### [Written instruction]
Every line below must be reproduced exactly. Copy them all.

Figure collection entries:
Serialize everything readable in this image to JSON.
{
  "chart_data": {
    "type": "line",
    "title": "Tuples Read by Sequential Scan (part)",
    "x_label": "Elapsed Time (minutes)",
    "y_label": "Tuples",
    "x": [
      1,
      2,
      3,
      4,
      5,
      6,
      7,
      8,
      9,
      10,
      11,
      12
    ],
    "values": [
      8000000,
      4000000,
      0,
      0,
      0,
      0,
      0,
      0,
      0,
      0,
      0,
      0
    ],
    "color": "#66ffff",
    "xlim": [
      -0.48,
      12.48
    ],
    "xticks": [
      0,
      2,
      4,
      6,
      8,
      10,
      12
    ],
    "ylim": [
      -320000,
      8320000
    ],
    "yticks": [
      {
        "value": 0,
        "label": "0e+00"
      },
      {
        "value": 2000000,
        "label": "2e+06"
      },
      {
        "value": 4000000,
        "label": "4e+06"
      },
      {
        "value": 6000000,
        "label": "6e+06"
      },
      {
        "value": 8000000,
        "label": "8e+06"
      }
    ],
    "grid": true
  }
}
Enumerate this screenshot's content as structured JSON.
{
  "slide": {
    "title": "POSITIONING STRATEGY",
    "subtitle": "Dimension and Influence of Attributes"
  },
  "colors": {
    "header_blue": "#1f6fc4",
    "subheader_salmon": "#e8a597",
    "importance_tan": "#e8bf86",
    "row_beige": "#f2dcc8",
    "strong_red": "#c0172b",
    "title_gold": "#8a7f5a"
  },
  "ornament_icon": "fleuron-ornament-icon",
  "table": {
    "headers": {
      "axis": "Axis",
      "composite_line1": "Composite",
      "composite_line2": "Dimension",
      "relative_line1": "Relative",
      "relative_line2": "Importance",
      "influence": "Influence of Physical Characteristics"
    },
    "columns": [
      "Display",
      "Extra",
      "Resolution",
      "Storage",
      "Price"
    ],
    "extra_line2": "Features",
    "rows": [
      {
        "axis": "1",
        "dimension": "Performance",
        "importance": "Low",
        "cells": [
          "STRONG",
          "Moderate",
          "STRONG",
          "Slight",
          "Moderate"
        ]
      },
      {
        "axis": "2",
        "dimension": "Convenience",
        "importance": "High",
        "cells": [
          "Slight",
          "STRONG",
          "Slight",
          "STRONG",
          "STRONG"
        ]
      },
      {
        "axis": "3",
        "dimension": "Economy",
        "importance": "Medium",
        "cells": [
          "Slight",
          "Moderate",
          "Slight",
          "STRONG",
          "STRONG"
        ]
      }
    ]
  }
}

### [Full answer]
Serialize everything readable in this image to JSON.
{
  "chart_data": {
    "type": "line",
    "title": "Tuples Read by Sequential Scan (part)",
    "x_label": "Elapsed Time (minutes)",
    "y_label": "Tuples",
    "x": [
      1,
      2,
      3,
      4,
      5,
      6,
      7,
      8,
      9,
      10,
      11,
      12
    ],
    "values": [
      8000000,
      4000000,
      0,
      0,
      0,
      0,
      0,
      0,
      0,
      0,
      0,
      0
    ],
    "color": "#66ffff",
    "xlim": [
      -0.48,
      12.48
    ],
    "xticks": [
      0,
      2,
      4,
      6,
      8,
      10,
      12
    ],
    "ylim": [
      -320000,
      8320000
    ],
    "yticks": [
      {
        "value": 0,
        "label": "0e+00"
      },
      {
        "value": 2000000,
        "label": "2e+06"
      },
      {
        "value": 4000000,
        "label": "4e+06"
      },
      {
        "value": 6000000,
        "label": "6e+06"
      },
      {
        "value": 8000000,
        "label": "8e+06"
      }
    ],
    "grid": true
  }
}
Enumerate this screenshot's content as structured JSON.
{
  "slide": {
    "title": "POSITIONING STRATEGY",
    "subtitle": "Dimension and Influence of Attributes"
  },
  "colors": {
    "header_blue": "#1f6fc4",
    "subheader_salmon": "#e8a597",
    "importance_tan": "#e8bf86",
    "row_beige": "#f2dcc8",
    "strong_red": "#c0172b",
    "title_gold": "#8a7f5a"
  },
  "ornament_icon": "fleuron-ornament-icon",
  "table": {
    "headers": {
      "axis": "Axis",
      "composite_line1": "Composite",
      "composite_line2": "Dimension",
      "relative_line1": "Relative",
      "relative_line2": "Importance",
      "influence": "Influence of Physical Characteristics"
    },
    "columns": [
      "Display",
      "Extra",
      "Resolution",
      "Storage",
      "Price"
    ],
    "extra_line2": "Features",
    "rows": [
      {
        "axis": "1",
        "dimension": "Performance",
        "importance": "Low",
        "cells": [
          "STRONG",
          "Moderate",
          "STRONG",
          "Slight",
          "Moderate"
        ]
      },
      {
        "axis": "2",
        "dimension": "Convenience",
        "importance": "High",
        "cells": [
          "Slight",
          "STRONG",
          "Slight",
          "STRONG",
          "STRONG"
        ]
      },
      {
        "axis": "3",
        "dimension": "Economy",
        "importance": "Medium",
        "cells": [
          "Slight",
          "Moderate",
          "Slight",
          "STRONG",
          "STRONG"
        ]
      }
    ]
  }
}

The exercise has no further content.